• GOAL
Word for word, retype every entry in the listing.
--------------------------------
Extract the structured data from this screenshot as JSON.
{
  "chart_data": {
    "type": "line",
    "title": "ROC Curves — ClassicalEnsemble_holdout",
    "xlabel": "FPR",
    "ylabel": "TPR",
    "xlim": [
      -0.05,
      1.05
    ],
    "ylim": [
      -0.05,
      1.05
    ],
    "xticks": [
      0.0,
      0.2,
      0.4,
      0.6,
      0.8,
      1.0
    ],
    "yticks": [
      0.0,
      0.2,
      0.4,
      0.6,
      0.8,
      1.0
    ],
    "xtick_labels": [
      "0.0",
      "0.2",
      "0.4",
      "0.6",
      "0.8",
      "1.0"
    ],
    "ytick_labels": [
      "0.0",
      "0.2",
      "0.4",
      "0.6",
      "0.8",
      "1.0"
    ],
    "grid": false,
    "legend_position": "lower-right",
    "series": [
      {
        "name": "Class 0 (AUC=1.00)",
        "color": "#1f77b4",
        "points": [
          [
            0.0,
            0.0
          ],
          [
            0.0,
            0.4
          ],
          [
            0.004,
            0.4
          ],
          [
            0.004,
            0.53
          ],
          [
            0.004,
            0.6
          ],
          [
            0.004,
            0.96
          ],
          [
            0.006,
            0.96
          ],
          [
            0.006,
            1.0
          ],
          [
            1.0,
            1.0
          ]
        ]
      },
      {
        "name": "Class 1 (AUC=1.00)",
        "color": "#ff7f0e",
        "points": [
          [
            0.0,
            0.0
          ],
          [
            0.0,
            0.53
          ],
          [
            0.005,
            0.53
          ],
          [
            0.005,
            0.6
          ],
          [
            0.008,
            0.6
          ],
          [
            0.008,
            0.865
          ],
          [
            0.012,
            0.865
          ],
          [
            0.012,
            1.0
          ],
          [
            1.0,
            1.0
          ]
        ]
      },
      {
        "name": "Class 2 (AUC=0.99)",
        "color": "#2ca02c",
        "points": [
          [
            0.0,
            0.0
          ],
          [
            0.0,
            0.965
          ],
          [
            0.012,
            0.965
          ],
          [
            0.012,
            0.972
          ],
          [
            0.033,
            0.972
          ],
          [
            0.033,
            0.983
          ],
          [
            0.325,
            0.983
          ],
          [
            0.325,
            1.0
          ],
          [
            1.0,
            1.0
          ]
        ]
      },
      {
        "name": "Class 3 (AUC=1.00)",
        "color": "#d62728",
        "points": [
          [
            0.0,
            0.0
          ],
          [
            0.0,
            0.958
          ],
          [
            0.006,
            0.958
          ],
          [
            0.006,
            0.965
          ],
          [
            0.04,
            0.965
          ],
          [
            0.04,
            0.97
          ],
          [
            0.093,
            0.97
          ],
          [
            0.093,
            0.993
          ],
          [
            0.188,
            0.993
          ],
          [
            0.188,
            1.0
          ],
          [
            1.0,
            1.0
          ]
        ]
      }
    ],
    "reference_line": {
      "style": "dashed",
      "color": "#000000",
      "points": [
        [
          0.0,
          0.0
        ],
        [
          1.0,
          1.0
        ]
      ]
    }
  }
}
--------------------------------
• RESULT FOR THIS TASK
Extract the structured data from this screenshot as JSON.
{
  "chart_data": {
    "type": "line",
    "title": "ROC Curves — ClassicalEnsemble_holdout",
    "xlabel": "FPR",
    "ylabel": "TPR",
    "xlim": [
      -0.05,
      1.05
    ],
    "ylim": [
      -0.05,
      1.05
    ],
    "xticks": [
      0.0,
      0.2,
      0.4,
      0.6,
      0.8,
      1.0
    ],
    "yticks": [
      0.0,
      0.2,
      0.4,
      0.6,
      0.8,
      1.0
    ],
    "xtick_labels": [
      "0.0",
      "0.2",
      "0.4",
      "0.6",
      "0.8",
      "1.0"
    ],
    "ytick_labels": [
      "0.0",
      "0.2",
      "0.4",
      "0.6",
      "0.8",
      "1.0"
    ],
    "grid": false,
    "legend_position": "lower-right",
    "series": [
      {
        "name": "Class 0 (AUC=1.00)",
        "color": "#1f77b4",
        "points": [
          [
            0.0,
            0.0
          ],
          [
            0.0,
            0.4
          ],
          [
            0.004,
            0.4
          ],
          [
            0.004,
            0.53
          ],
          [
            0.004,
            0.6
          ],
          [
            0.004,
            0.96
          ],
          [
            0.006,
            0.96
          ],
          [
            0.006,
            1.0
          ],
          [
            1.0,
            1.0
          ]
        ]
      },
      {
        "name": "Class 1 (AUC=1.00)",
        "color": "#ff7f0e",
        "points": [
          [
            0.0,
            0.0
          ],
          [
            0.0,
            0.53
          ],
          [
            0.005,
            0.53
          ],
          [
            0.005,
            0.6
          ],
          [
            0.008,
            0.6
          ],
          [
            0.008,
            0.865
          ],
          [
            0.012,
            0.865
          ],
          [
            0.012,
            1.0
          ],
          [
            1.0,
            1.0
          ]
        ]
      },
      {
        "name": "Class 2 (AUC=0.99)",
        "color": "#2ca02c",
        "points": [
          [
            0.0,
            0.0
          ],
          [
            0.0,
            0.965
          ],
          [
            0.012,
            0.965
          ],
          [
            0.012,
            0.972
          ],
          [
            0.033,
            0.972
          ],
          [
            0.033,
            0.983
          ],
          [
            0.325,
            0.983
          ],
          [
            0.325,
            1.0
          ],
          [
            1.0,
            1.0
          ]
        ]
      },
      {
        "name": "Class 3 (AUC=1.00)",
        "color": "#d62728",
        "points": [
          [
            0.0,
            0.0
          ],
          [
            0.0,
            0.958
          ],
          [
            0.006,
            0.958
          ],
          [
            0.006,
            0.965
          ],
          [
            0.04,
            0.965
          ],
          [
            0.04,
            0.97
          ],
          [
            0.093,
            0.97
          ],
          [
            0.093,
            0.993
          ],
          [
            0.188,
            0.993
          ],
          [
            0.188,
            1.0
          ],
          [
            1.0,
            1.0
          ]
        ]
      }
    ],
    "reference_line": {
      "style": "dashed",
      "color": "#000000",
      "points": [
        [
          0.0,
          0.0
        ],
        [
          1.0,
          1.0
        ]
      ]
    }
  }
}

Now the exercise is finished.